begin LISTING
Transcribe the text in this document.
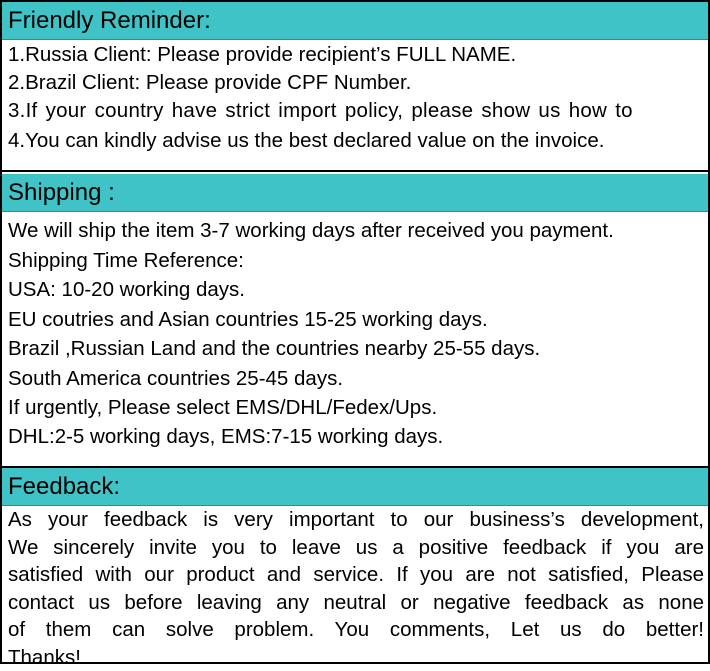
Friendly Reminder:
1.Russia Client: Please provide recipient’s FULL NAME.
2.Brazil Client: Please provide CPF Number.
3.If your country have strict import policy, please show us how to
4.You can kindly advise us the best declared value on the invoice.
Shipping :
We will ship the item 3-7 working days after received you payment.
Shipping Time Reference:
USA: 10-20 working days.
EU coutries and Asian countries 15-25 working days.
Brazil ,Russian Land and the countries nearby 25-55 days.
South America countries 25-45 days.
If urgently, Please select EMS/DHL/Fedex/Ups.
DHL:2-5 working days, EMS:7-15 working days.
Feedback:
As your feedback is very important to our business’s development,
We sincerely invite you to leave us a positive feedback if you are
satisfied with our product and service. If you are not satisfied, Please
contact us before leaving any neutral or negative feedback as none
of them can solve problem. You comments, Let us do better!
Thanks!
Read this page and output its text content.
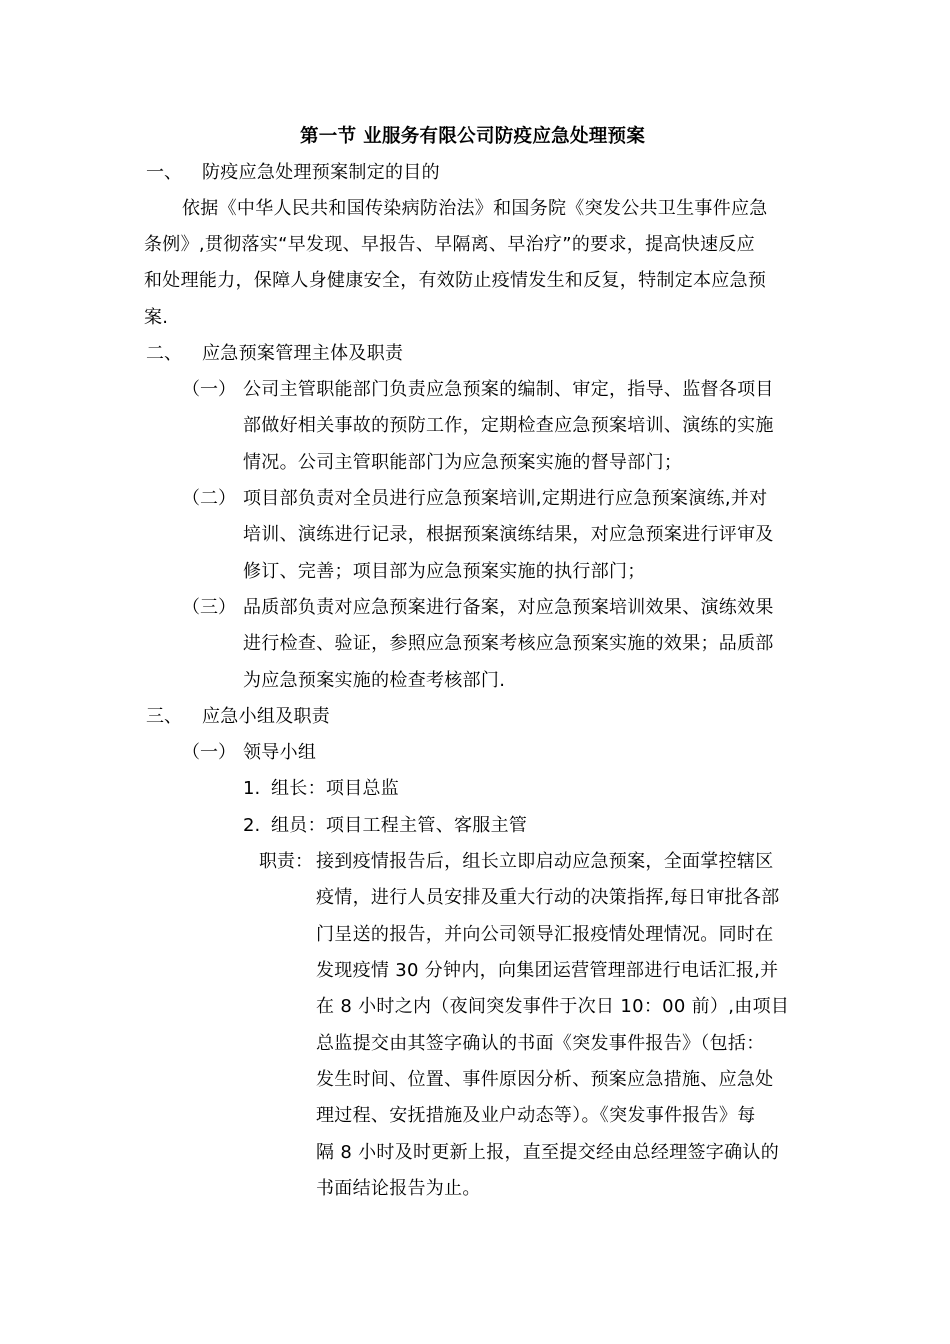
第一节 业服务有限公司防疫应急处理预案
一、 防疫应急处理预案制定的目的
依据《中华人民共和国传染病防治法》和国务院《突发公共卫生事件应急
条例》,贯彻落实“早发现、早报告、早隔离、早治疗”的要求，提高快速反应
和处理能力，保障人身健康安全，有效防止疫情发生和反复，特制定本应急预
案.
二、 应急预案管理主体及职责
（一） 公司主管职能部门负责应急预案的编制、审定，指导、监督各项目
部做好相关事故的预防工作，定期检查应急预案培训、演练的实施
情况。公司主管职能部门为应急预案实施的督导部门；
（二） 项目部负责对全员进行应急预案培训,定期进行应急预案演练,并对
培训、演练进行记录，根据预案演练结果，对应急预案进行评审及
修订、完善；项目部为应急预案实施的执行部门；
（三） 品质部负责对应急预案进行备案，对应急预案培训效果、演练效果
进行检查、验证，参照应急预案考核应急预案实施的效果；品质部
为应急预案实施的检查考核部门.
三、 应急小组及职责
（一） 领导小组
1. 组长：项目总监
2. 组员：项目工程主管、客服主管
职责： 接到疫情报告后，组长立即启动应急预案，全面掌控辖区
疫情，进行人员安排及重大行动的决策指挥,每日审批各部
门呈送的报告，并向公司领导汇报疫情处理情况。同时在
发现疫情 30 分钟内，向集团运营管理部进行电话汇报,并
在 8 小时之内（夜间突发事件于次日 10：00 前）,由项目
总监提交由其签字确认的书面《突发事件报告》（包括：
发生时间、位置、事件原因分析、预案应急措施、应急处
理过程、安抚措施及业户动态等）。《突发事件报告》每
隔 8 小时及时更新上报，直至提交经由总经理签字确认的
书面结论报告为止。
end LISTING
**WORK TO COMPLETE:** Print all of the entries word for word. Omit the pictures they contain.

**SOLVED EXERCISE:**
Transcribe the text in this document.
Friendly Reminder:
1.Russia Client: Please provide recipient’s FULL NAME.
2.Brazil Client: Please provide CPF Number.
3.If your country have strict import policy, please show us how to
4.You can kindly advise us the best declared value on the invoice.
Shipping :
We will ship the item 3-7 working days after received you payment.
Shipping Time Reference:
USA: 10-20 working days.
EU coutries and Asian countries 15-25 working days.
Brazil ,Russian Land and the countries nearby 25-55 days.
South America countries 25-45 days.
If urgently, Please select EMS/DHL/Fedex/Ups.
DHL:2-5 working days, EMS:7-15 working days.
Feedback:
As your feedback is very important to our business’s development,
We sincerely invite you to leave us a positive feedback if you are
satisfied with our product and service. If you are not satisfied, Please
contact us before leaving any neutral or negative feedback as none
of them can solve problem. You comments, Let us do better!
Thanks!
Read this page and output its text content.
第一节 业服务有限公司防疫应急处理预案
一、 防疫应急处理预案制定的目的
依据《中华人民共和国传染病防治法》和国务院《突发公共卫生事件应急
条例》,贯彻落实“早发现、早报告、早隔离、早治疗”的要求，提高快速反应
和处理能力，保障人身健康安全，有效防止疫情发生和反复，特制定本应急预
案.
二、 应急预案管理主体及职责
（一） 公司主管职能部门负责应急预案的编制、审定，指导、监督各项目
部做好相关事故的预防工作，定期检查应急预案培训、演练的实施
情况。公司主管职能部门为应急预案实施的督导部门；
（二） 项目部负责对全员进行应急预案培训,定期进行应急预案演练,并对
培训、演练进行记录，根据预案演练结果，对应急预案进行评审及
修订、完善；项目部为应急预案实施的执行部门；
（三） 品质部负责对应急预案进行备案，对应急预案培训效果、演练效果
进行检查、验证，参照应急预案考核应急预案实施的效果；品质部
为应急预案实施的检查考核部门.
三、 应急小组及职责
（一） 领导小组
1. 组长：项目总监
2. 组员：项目工程主管、客服主管
职责： 接到疫情报告后，组长立即启动应急预案，全面掌控辖区
疫情，进行人员安排及重大行动的决策指挥,每日审批各部
门呈送的报告，并向公司领导汇报疫情处理情况。同时在
发现疫情 30 分钟内，向集团运营管理部进行电话汇报,并
在 8 小时之内（夜间突发事件于次日 10：00 前）,由项目
总监提交由其签字确认的书面《突发事件报告》（包括：
发生时间、位置、事件原因分析、预案应急措施、应急处
理过程、安抚措施及业户动态等）。《突发事件报告》每
隔 8 小时及时更新上报，直至提交经由总经理签字确认的
书面结论报告为止。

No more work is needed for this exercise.